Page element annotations
· · ·

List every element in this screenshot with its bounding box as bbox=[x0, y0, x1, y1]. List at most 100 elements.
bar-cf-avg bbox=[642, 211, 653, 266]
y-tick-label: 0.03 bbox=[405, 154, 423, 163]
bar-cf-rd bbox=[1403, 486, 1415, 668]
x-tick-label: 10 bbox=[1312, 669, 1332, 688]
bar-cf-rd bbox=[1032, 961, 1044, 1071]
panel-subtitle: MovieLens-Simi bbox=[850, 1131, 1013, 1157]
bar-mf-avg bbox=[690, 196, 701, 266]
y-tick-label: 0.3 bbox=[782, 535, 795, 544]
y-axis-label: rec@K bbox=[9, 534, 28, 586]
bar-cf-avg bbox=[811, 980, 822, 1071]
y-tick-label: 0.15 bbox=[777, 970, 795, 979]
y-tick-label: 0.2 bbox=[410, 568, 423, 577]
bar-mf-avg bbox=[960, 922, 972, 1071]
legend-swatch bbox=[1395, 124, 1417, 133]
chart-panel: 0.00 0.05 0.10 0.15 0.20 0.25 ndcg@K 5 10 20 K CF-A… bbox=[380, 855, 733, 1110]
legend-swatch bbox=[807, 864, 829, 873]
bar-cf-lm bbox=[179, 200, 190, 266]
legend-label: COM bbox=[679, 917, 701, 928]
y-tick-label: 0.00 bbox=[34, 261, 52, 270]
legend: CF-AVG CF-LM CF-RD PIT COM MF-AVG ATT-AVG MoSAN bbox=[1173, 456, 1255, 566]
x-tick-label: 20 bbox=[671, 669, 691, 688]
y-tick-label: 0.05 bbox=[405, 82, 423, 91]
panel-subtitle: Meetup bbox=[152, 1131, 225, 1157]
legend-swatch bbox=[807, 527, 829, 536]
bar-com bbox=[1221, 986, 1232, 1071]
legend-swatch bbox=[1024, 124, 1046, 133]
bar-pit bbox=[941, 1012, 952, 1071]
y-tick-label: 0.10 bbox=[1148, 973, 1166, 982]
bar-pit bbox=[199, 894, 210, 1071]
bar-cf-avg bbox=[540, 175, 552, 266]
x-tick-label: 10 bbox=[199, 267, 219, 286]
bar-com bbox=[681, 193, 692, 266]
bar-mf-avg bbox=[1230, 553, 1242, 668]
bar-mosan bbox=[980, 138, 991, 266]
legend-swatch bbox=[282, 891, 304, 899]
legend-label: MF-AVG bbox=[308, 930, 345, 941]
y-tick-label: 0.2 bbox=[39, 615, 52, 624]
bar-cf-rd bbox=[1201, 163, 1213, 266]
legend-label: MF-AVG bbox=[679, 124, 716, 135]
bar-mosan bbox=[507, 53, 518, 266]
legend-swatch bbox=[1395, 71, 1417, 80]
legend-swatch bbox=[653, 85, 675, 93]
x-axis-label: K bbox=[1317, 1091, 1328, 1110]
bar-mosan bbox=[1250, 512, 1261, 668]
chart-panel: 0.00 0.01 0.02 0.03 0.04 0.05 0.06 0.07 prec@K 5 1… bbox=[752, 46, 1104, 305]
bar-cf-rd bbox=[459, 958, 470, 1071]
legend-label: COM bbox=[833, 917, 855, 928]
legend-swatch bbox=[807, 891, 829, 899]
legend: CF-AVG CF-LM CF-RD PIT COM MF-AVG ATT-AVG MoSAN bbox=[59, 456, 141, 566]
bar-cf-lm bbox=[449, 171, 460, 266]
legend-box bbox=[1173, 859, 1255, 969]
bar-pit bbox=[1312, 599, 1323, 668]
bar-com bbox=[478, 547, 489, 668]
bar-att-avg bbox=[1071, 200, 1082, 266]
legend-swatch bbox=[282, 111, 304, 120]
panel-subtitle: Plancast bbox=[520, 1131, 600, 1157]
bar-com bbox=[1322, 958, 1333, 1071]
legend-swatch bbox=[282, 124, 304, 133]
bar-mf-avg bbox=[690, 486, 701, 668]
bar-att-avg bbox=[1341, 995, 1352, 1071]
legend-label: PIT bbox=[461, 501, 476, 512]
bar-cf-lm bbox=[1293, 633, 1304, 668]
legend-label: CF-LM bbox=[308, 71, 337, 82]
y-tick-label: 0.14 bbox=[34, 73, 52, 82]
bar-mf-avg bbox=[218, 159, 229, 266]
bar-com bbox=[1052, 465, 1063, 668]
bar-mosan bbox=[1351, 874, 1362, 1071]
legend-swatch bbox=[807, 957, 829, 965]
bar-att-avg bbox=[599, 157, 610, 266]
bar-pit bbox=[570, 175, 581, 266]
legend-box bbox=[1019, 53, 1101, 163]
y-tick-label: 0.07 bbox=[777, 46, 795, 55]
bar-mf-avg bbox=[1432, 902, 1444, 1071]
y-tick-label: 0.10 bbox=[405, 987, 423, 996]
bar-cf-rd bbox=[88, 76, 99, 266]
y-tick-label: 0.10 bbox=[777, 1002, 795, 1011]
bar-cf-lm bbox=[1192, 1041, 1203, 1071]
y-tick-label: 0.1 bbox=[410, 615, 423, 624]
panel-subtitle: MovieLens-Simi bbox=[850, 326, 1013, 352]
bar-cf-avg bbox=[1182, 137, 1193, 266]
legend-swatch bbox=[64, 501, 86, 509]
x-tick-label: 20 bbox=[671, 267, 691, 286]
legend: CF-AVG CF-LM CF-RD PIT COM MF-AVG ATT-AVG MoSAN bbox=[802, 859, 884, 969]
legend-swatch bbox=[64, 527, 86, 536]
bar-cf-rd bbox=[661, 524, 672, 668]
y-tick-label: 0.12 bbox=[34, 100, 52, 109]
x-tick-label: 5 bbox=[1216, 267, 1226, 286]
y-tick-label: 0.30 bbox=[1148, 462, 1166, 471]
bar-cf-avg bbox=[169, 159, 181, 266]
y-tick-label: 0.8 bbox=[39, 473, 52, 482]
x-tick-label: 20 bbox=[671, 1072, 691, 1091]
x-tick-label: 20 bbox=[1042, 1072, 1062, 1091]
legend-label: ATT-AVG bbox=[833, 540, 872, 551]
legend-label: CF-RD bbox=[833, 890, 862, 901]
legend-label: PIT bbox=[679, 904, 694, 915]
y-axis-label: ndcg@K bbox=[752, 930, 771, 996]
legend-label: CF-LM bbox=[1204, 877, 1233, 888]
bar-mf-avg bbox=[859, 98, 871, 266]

· · ·

Exercise objective
Return every entry above, reproducing each line without any changes.

Task answer
List every element in this screenshot with its bounding box as bbox=[x0, y0, x1, y1]. List at most 100 elements.
bar-cf-avg bbox=[642, 211, 653, 266]
y-tick-label: 0.03 bbox=[405, 154, 423, 163]
bar-cf-rd bbox=[1403, 486, 1415, 668]
x-tick-label: 10 bbox=[1312, 669, 1332, 688]
bar-cf-rd bbox=[1032, 961, 1044, 1071]
panel-subtitle: MovieLens-Simi bbox=[850, 1131, 1013, 1157]
bar-mf-avg bbox=[690, 196, 701, 266]
y-tick-label: 0.3 bbox=[782, 535, 795, 544]
y-axis-label: rec@K bbox=[9, 534, 28, 586]
bar-cf-avg bbox=[811, 980, 822, 1071]
y-tick-label: 0.15 bbox=[777, 970, 795, 979]
y-tick-label: 0.2 bbox=[410, 568, 423, 577]
bar-mf-avg bbox=[960, 922, 972, 1071]
legend-swatch bbox=[1395, 124, 1417, 133]
chart-panel: 0.00 0.05 0.10 0.15 0.20 0.25 ndcg@K 5 10 20 K CF-A… bbox=[380, 855, 733, 1110]
legend-swatch bbox=[807, 864, 829, 873]
bar-cf-lm bbox=[179, 200, 190, 266]
legend-label: COM bbox=[679, 917, 701, 928]
y-tick-label: 0.00 bbox=[34, 261, 52, 270]
legend: CF-AVG CF-LM CF-RD PIT COM MF-AVG ATT-AVG MoSAN bbox=[1173, 456, 1255, 566]
x-tick-label: 20 bbox=[671, 669, 691, 688]
y-tick-label: 0.05 bbox=[405, 82, 423, 91]
panel-subtitle: Meetup bbox=[152, 1131, 225, 1157]
legend-swatch bbox=[807, 527, 829, 536]
bar-com bbox=[1221, 986, 1232, 1071]
legend-swatch bbox=[1024, 124, 1046, 133]
bar-pit bbox=[941, 1012, 952, 1071]
y-tick-label: 0.10 bbox=[1148, 973, 1166, 982]
bar-pit bbox=[199, 894, 210, 1071]
bar-cf-avg bbox=[540, 175, 552, 266]
x-tick-label: 10 bbox=[199, 267, 219, 286]
bar-com bbox=[681, 193, 692, 266]
bar-mf-avg bbox=[1230, 553, 1242, 668]
bar-mosan bbox=[980, 138, 991, 266]
legend-swatch bbox=[282, 891, 304, 899]
legend-label: MF-AVG bbox=[308, 930, 345, 941]
y-tick-label: 0.2 bbox=[39, 615, 52, 624]
bar-cf-rd bbox=[1201, 163, 1213, 266]
legend-label: MF-AVG bbox=[679, 124, 716, 135]
bar-mosan bbox=[507, 53, 518, 266]
legend-swatch bbox=[1395, 71, 1417, 80]
legend-swatch bbox=[653, 85, 675, 93]
x-axis-label: K bbox=[1317, 1091, 1328, 1110]
bar-mosan bbox=[1250, 512, 1261, 668]
chart-panel: 0.00 0.01 0.02 0.03 0.04 0.05 0.06 0.07 prec@K 5 1… bbox=[752, 46, 1104, 305]
bar-cf-rd bbox=[459, 958, 470, 1071]
legend-label: COM bbox=[833, 917, 855, 928]
legend-swatch bbox=[807, 891, 829, 899]
legend: CF-AVG CF-LM CF-RD PIT COM MF-AVG ATT-AVG MoSAN bbox=[59, 456, 141, 566]
bar-cf-lm bbox=[449, 171, 460, 266]
legend-box bbox=[1173, 859, 1255, 969]
bar-pit bbox=[1312, 599, 1323, 668]
bar-com bbox=[478, 547, 489, 668]
bar-att-avg bbox=[1071, 200, 1082, 266]
legend-swatch bbox=[282, 111, 304, 120]
panel-subtitle: Plancast bbox=[520, 1131, 600, 1157]
bar-com bbox=[1322, 958, 1333, 1071]
legend-swatch bbox=[282, 124, 304, 133]
bar-mf-avg bbox=[690, 486, 701, 668]
bar-att-avg bbox=[1341, 995, 1352, 1071]
legend-label: PIT bbox=[461, 501, 476, 512]
bar-cf-lm bbox=[1293, 633, 1304, 668]
legend-label: CF-LM bbox=[308, 71, 337, 82]
y-tick-label: 0.14 bbox=[34, 73, 52, 82]
bar-mf-avg bbox=[218, 159, 229, 266]
bar-com bbox=[1052, 465, 1063, 668]
bar-mosan bbox=[1351, 874, 1362, 1071]
legend-swatch bbox=[807, 957, 829, 965]
bar-att-avg bbox=[599, 157, 610, 266]
bar-pit bbox=[570, 175, 581, 266]
legend-box bbox=[1019, 53, 1101, 163]
y-tick-label: 0.07 bbox=[777, 46, 795, 55]
bar-mf-avg bbox=[1432, 902, 1444, 1071]
y-tick-label: 0.10 bbox=[405, 987, 423, 996]
bar-cf-rd bbox=[88, 76, 99, 266]
y-tick-label: 0.10 bbox=[777, 1002, 795, 1011]
bar-cf-lm bbox=[1192, 1041, 1203, 1071]
y-tick-label: 0.1 bbox=[410, 615, 423, 624]
panel-subtitle: MovieLens-Simi bbox=[850, 326, 1013, 352]
bar-cf-avg bbox=[1182, 137, 1193, 266]
legend-swatch bbox=[64, 501, 86, 509]
x-tick-label: 20 bbox=[671, 267, 691, 286]
legend: CF-AVG CF-LM CF-RD PIT COM MF-AVG ATT-AVG MoSAN bbox=[802, 859, 884, 969]
legend-swatch bbox=[64, 527, 86, 536]
bar-cf-rd bbox=[661, 524, 672, 668]
y-tick-label: 0.12 bbox=[34, 100, 52, 109]
x-tick-label: 5 bbox=[1216, 267, 1226, 286]
y-tick-label: 0.30 bbox=[1148, 462, 1166, 471]
bar-cf-avg bbox=[169, 159, 181, 266]
y-tick-label: 0.8 bbox=[39, 473, 52, 482]
x-tick-label: 20 bbox=[671, 1072, 691, 1091]
x-tick-label: 20 bbox=[1042, 1072, 1062, 1091]
legend-label: ATT-AVG bbox=[833, 540, 872, 551]
legend-label: CF-RD bbox=[833, 890, 862, 901]
legend-label: PIT bbox=[679, 904, 694, 915]
y-axis-label: ndcg@K bbox=[752, 930, 771, 996]
legend-label: CF-LM bbox=[1204, 877, 1233, 888]
bar-mf-avg bbox=[859, 98, 871, 266]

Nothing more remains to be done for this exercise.